**Job:**
Every record must be transcribed in its entirety, apart from the images, which are to be omitted.
* Start *
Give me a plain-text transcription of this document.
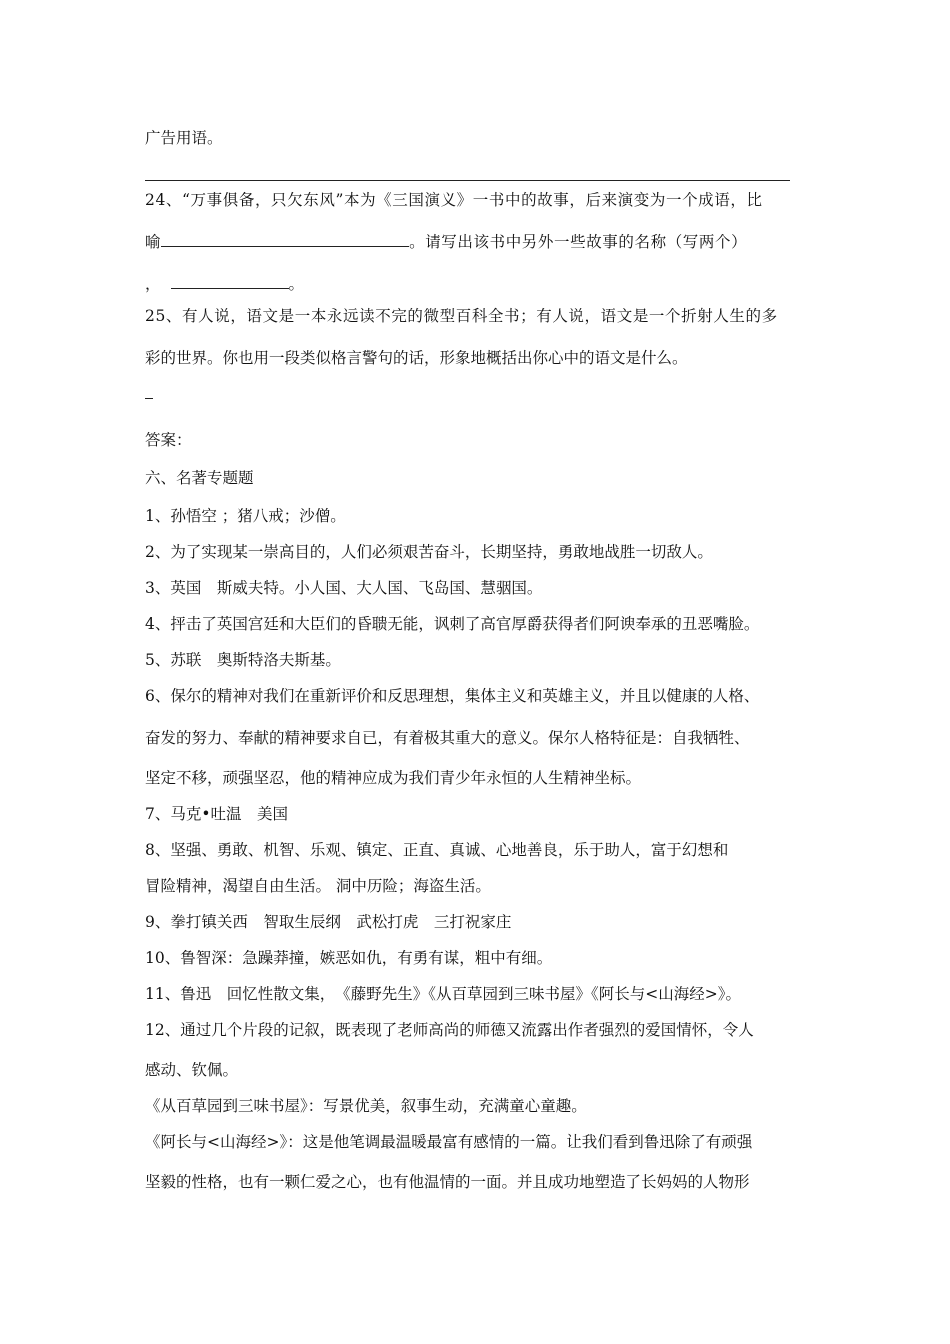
广告用语。
24、“万事俱备，只欠东风”本为《三国演义》一书中的故事，后来演变为一个成语，比
喻	。请写出该书中另外一些故事的名称（写两个）
，	。
25、有人说，语文是一本永远读不完的微型百科全书；有人说，语文是一个折射人生的多
彩的世界。你也用一段类似格言警句的话，形象地概括出你心中的语文是什么。
答案：
六、名著专题题
1、孙悟空 ；猪八戒；沙僧。
2、为了实现某一崇高目的，人们必须艰苦奋斗，长期坚持，勇敢地战胜一切敌人。
3、英国　斯威夫特。小人国、大人国、飞岛国、慧骃国。
4、抨击了英国宫廷和大臣们的昏聩无能，讽刺了高官厚爵获得者们阿谀奉承的丑恶嘴脸。
5、苏联　奥斯特洛夫斯基。
6、保尔的精神对我们在重新评价和反思理想，集体主义和英雄主义，并且以健康的人格、
奋发的努力、奉献的精神要求自已，有着极其重大的意义。保尔人格特征是：自我牺牲、
坚定不移，顽强坚忍，他的精神应成为我们青少年永恒的人生精神坐标。
7、马克•吐温　美国
8、坚强、勇敢、机智、乐观、镇定、正直、真诚、心地善良，乐于助人，富于幻想和
冒险精神，渴望自由生活。 洞中历险；海盗生活。
9、拳打镇关西　智取生辰纲　武松打虎　三打祝家庄
10、鲁智深：急躁莽撞，嫉恶如仇，有勇有谋，粗中有细。
11、鲁迅　回忆性散文集，　《藤野先生》《从百草园到三味书屋》《阿长与<山海经>》。
12、通过几个片段的记叙，既表现了老师高尚的师德又流露出作者强烈的爱国情怀，令人
感动、钦佩。
《从百草园到三味书屋》：写景优美，叙事生动，充满童心童趣。
《阿长与<山海经>》：这是他笔调最温暖最富有感情的一篇。让我们看到鲁迅除了有顽强
坚毅的性格，也有一颗仁爱之心，也有他温情的一面。并且成功地塑造了长妈妈的人物形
* End *
**Answer to the exercise:**
Give me a plain-text transcription of this document.
广告用语。
24、“万事俱备，只欠东风”本为《三国演义》一书中的故事，后来演变为一个成语，比
喻	。请写出该书中另外一些故事的名称（写两个）
，	。
25、有人说，语文是一本永远读不完的微型百科全书；有人说，语文是一个折射人生的多
彩的世界。你也用一段类似格言警句的话，形象地概括出你心中的语文是什么。
答案：
六、名著专题题
1、孙悟空 ；猪八戒；沙僧。
2、为了实现某一崇高目的，人们必须艰苦奋斗，长期坚持，勇敢地战胜一切敌人。
3、英国　斯威夫特。小人国、大人国、飞岛国、慧骃国。
4、抨击了英国宫廷和大臣们的昏聩无能，讽刺了高官厚爵获得者们阿谀奉承的丑恶嘴脸。
5、苏联　奥斯特洛夫斯基。
6、保尔的精神对我们在重新评价和反思理想，集体主义和英雄主义，并且以健康的人格、
奋发的努力、奉献的精神要求自已，有着极其重大的意义。保尔人格特征是：自我牺牲、
坚定不移，顽强坚忍，他的精神应成为我们青少年永恒的人生精神坐标。
7、马克•吐温　美国
8、坚强、勇敢、机智、乐观、镇定、正直、真诚、心地善良，乐于助人，富于幻想和
冒险精神，渴望自由生活。 洞中历险；海盗生活。
9、拳打镇关西　智取生辰纲　武松打虎　三打祝家庄
10、鲁智深：急躁莽撞，嫉恶如仇，有勇有谋，粗中有细。
11、鲁迅　回忆性散文集，　《藤野先生》《从百草园到三味书屋》《阿长与<山海经>》。
12、通过几个片段的记叙，既表现了老师高尚的师德又流露出作者强烈的爱国情怀，令人
感动、钦佩。
《从百草园到三味书屋》：写景优美，叙事生动，充满童心童趣。
《阿长与<山海经>》：这是他笔调最温暖最富有感情的一篇。让我们看到鲁迅除了有顽强
坚毅的性格，也有一颗仁爱之心，也有他温情的一面。并且成功地塑造了长妈妈的人物形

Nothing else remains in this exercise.